▶ [YOUR TASK]:
Using the records provided below, locate and copy each line that contains the word "icon".

[START]

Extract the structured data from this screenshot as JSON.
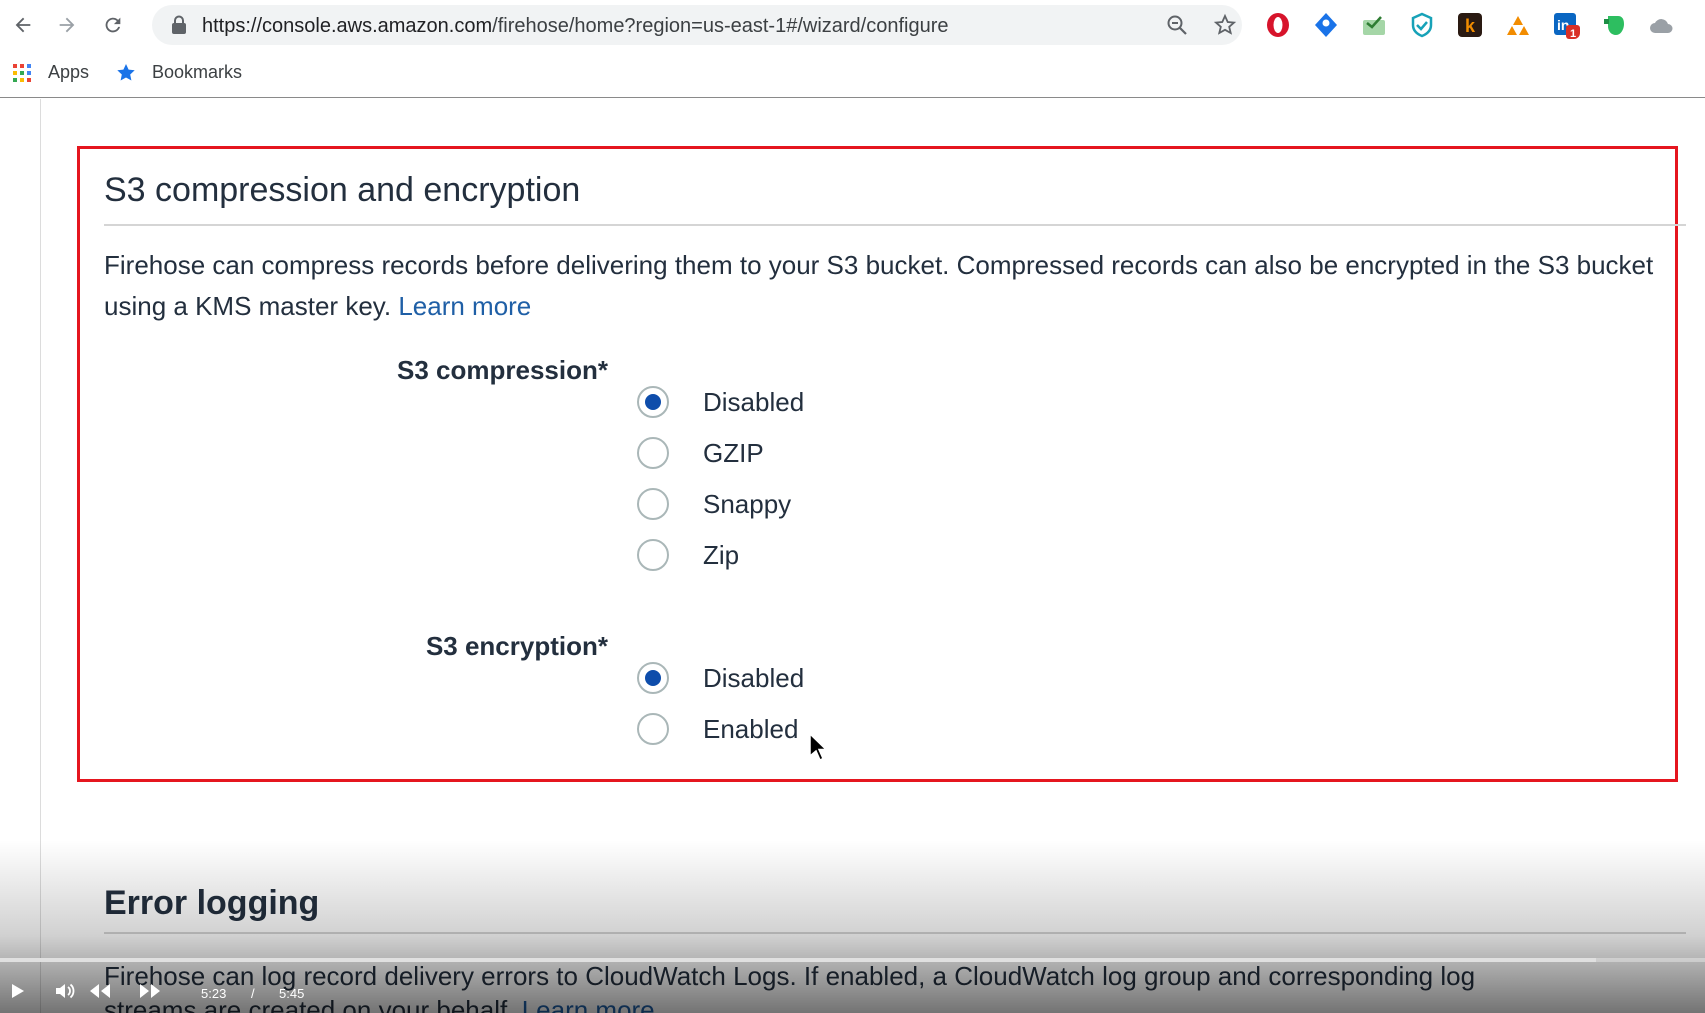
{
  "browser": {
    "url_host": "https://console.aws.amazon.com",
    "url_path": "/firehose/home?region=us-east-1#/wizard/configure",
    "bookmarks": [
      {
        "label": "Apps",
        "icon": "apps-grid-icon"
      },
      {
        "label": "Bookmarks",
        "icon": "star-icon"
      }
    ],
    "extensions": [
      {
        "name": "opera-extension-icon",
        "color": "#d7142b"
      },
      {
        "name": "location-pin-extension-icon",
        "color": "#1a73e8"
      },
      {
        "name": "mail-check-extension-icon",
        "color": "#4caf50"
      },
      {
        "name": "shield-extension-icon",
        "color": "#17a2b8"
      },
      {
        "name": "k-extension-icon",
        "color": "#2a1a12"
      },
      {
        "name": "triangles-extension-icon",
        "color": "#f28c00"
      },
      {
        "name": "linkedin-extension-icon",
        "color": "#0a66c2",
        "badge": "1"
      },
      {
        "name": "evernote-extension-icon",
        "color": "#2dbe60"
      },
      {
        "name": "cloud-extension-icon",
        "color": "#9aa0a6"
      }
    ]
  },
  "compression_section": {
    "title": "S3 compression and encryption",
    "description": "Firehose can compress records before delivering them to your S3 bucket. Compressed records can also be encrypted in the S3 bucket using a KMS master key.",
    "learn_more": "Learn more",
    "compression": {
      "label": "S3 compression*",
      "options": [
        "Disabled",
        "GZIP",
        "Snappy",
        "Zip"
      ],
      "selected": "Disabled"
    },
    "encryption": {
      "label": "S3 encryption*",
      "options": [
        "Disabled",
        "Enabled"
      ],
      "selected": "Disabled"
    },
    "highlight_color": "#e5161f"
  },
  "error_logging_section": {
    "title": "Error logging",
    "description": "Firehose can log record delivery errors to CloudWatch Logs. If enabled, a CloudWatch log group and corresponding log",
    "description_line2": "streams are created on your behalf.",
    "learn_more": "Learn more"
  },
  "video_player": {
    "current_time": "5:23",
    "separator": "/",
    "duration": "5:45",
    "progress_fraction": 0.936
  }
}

[END]

▶ [SOLUTION TO THE EXERCISE]:
        "icon": "apps-grid-icon"
        "icon": "star-icon"
        "name": "opera-extension-icon",
        "name": "location-pin-extension-icon",
        "name": "mail-check-extension-icon",
        "name": "shield-extension-icon",
        "name": "k-extension-icon",
        "name": "triangles-extension-icon",
        "name": "linkedin-extension-icon",
        "name": "evernote-extension-icon",
        "name": "cloud-extension-icon",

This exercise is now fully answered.